• [Stated goal]
Return every record below exactly as written, omitting any pictures.

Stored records

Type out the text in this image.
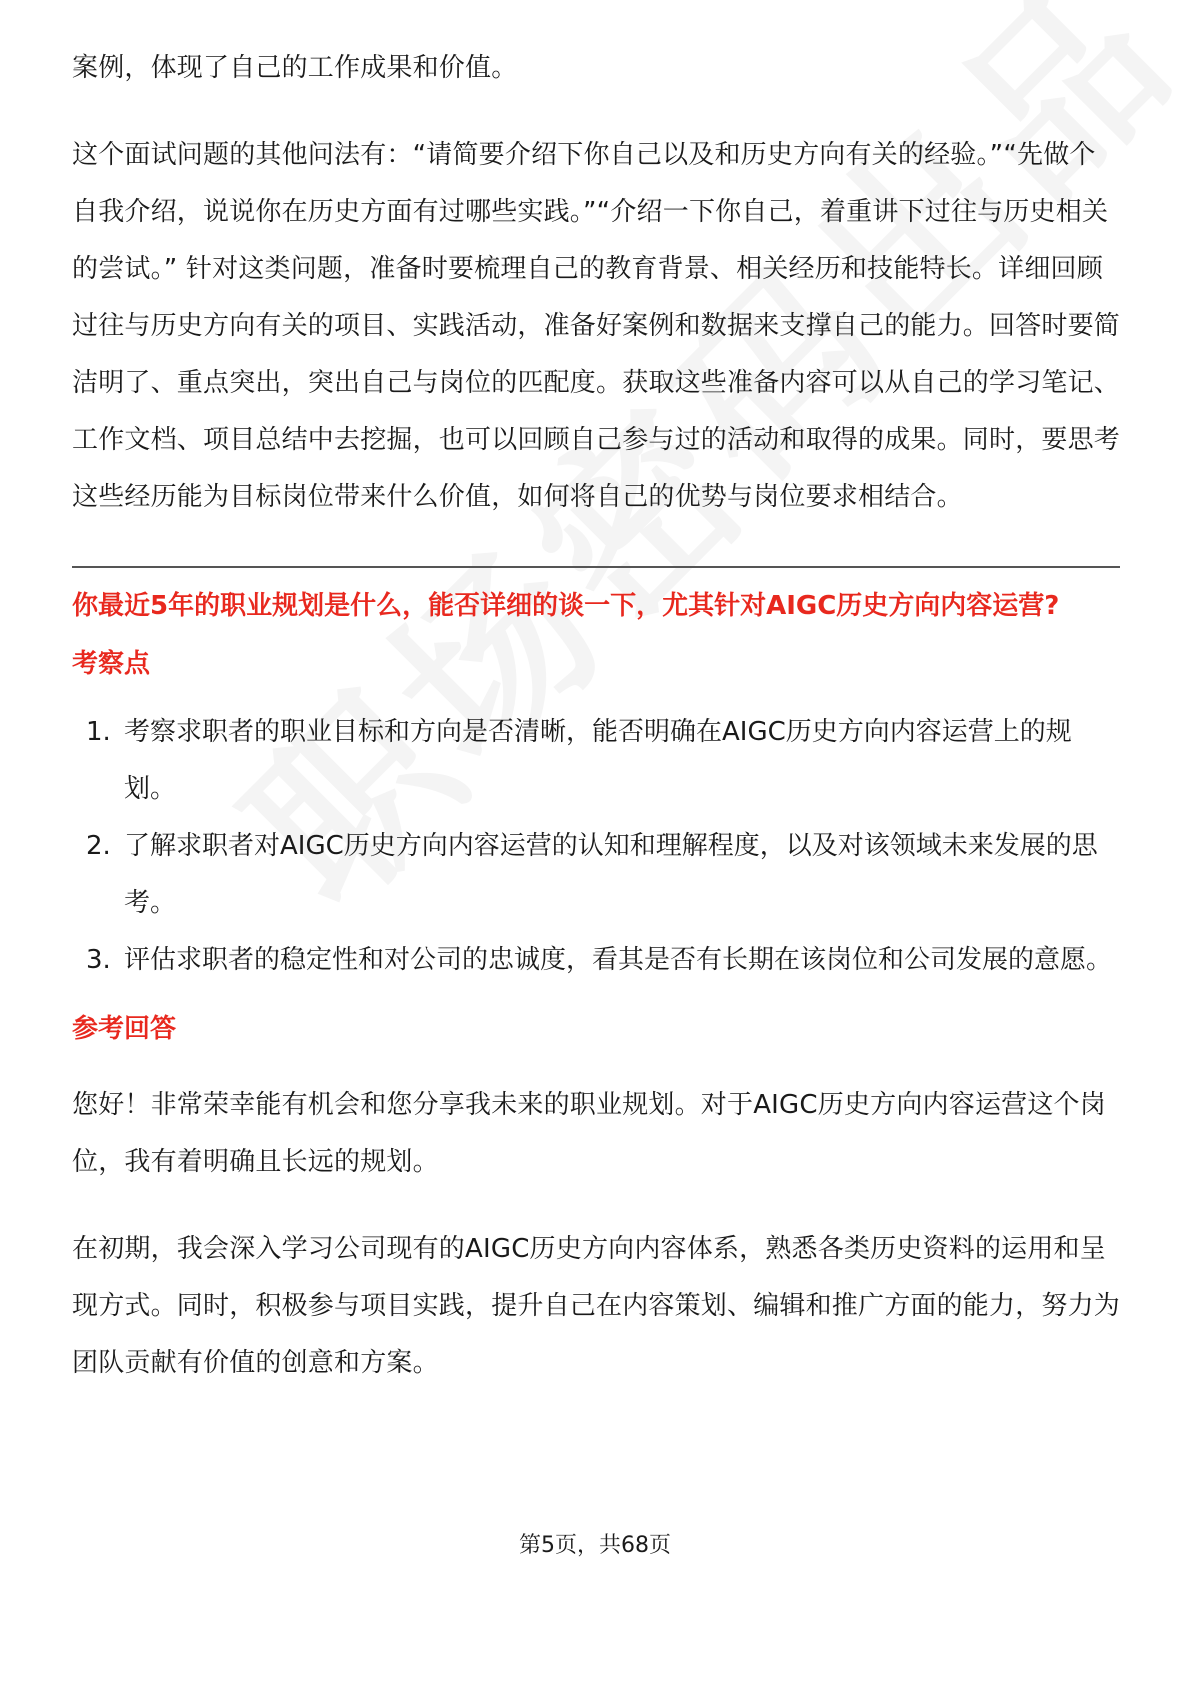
案例，体现了自己的工作成果和价值。

这个面试问题的其他问法有：“请简要介绍下你自己以及和历史方向有关的经验。”“先做个自我介绍，说说你在历史方面有过哪些实践。”“介绍一下你自己，着重讲下过往与历史相关的尝试。” 针对这类问题，准备时要梳理自己的教育背景、相关经历和技能特长。详细回顾过往与历史方向有关的项目、实践活动，准备好案例和数据来支撑自己的能力。回答时要简洁明了、重点突出，突出自己与岗位的匹配度。获取这些准备内容可以从自己的学习笔记、工作文档、项目总结中去挖掘，也可以回顾自己参与过的活动和取得的成果。同时，要思考这些经历能为目标岗位带来什么价值，如何将自己的优势与岗位要求相结合。

你最近5年的职业规划是什么，能否详细的谈一下，尤其针对AIGC历史方向内容运营?
考察点
1. 考察求职者的职业目标和方向是否清晰，能否明确在AIGC历史方向内容运营上的规划。
2. 了解求职者对AIGC历史方向内容运营的认知和理解程度，以及对该领域未来发展的思考。
3. 评估求职者的稳定性和对公司的忠诚度，看其是否有长期在该岗位和公司发展的意愿。
参考回答

您好！非常荣幸能有机会和您分享我未来的职业规划。对于AIGC历史方向内容运营这个岗位，我有着明确且长远的规划。

在初期，我会深入学习公司现有的AIGC历史方向内容体系，熟悉各类历史资料的运用和呈现方式。同时，积极参与项目实践，提升自己在内容策划、编辑和推广方面的能力，努力为团队贡献有价值的创意和方案。

第5页，共68页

• [Task output]
Type out the text in this image.
案例，体现了自己的工作成果和价值。

这个面试问题的其他问法有：“请简要介绍下你自己以及和历史方向有关的经验。”“先做个自我介绍，说说你在历史方面有过哪些实践。”“介绍一下你自己，着重讲下过往与历史相关的尝试。” 针对这类问题，准备时要梳理自己的教育背景、相关经历和技能特长。详细回顾过往与历史方向有关的项目、实践活动，准备好案例和数据来支撑自己的能力。回答时要简洁明了、重点突出，突出自己与岗位的匹配度。获取这些准备内容可以从自己的学习笔记、工作文档、项目总结中去挖掘，也可以回顾自己参与过的活动和取得的成果。同时，要思考这些经历能为目标岗位带来什么价值，如何将自己的优势与岗位要求相结合。

你最近5年的职业规划是什么，能否详细的谈一下，尤其针对AIGC历史方向内容运营?
考察点
1. 考察求职者的职业目标和方向是否清晰，能否明确在AIGC历史方向内容运营上的规划。
2. 了解求职者对AIGC历史方向内容运营的认知和理解程度，以及对该领域未来发展的思考。
3. 评估求职者的稳定性和对公司的忠诚度，看其是否有长期在该岗位和公司发展的意愿。
参考回答

您好！非常荣幸能有机会和您分享我未来的职业规划。对于AIGC历史方向内容运营这个岗位，我有着明确且长远的规划。

在初期，我会深入学习公司现有的AIGC历史方向内容体系，熟悉各类历史资料的运用和呈现方式。同时，积极参与项目实践，提升自己在内容策划、编辑和推广方面的能力，努力为团队贡献有价值的创意和方案。

第5页，共68页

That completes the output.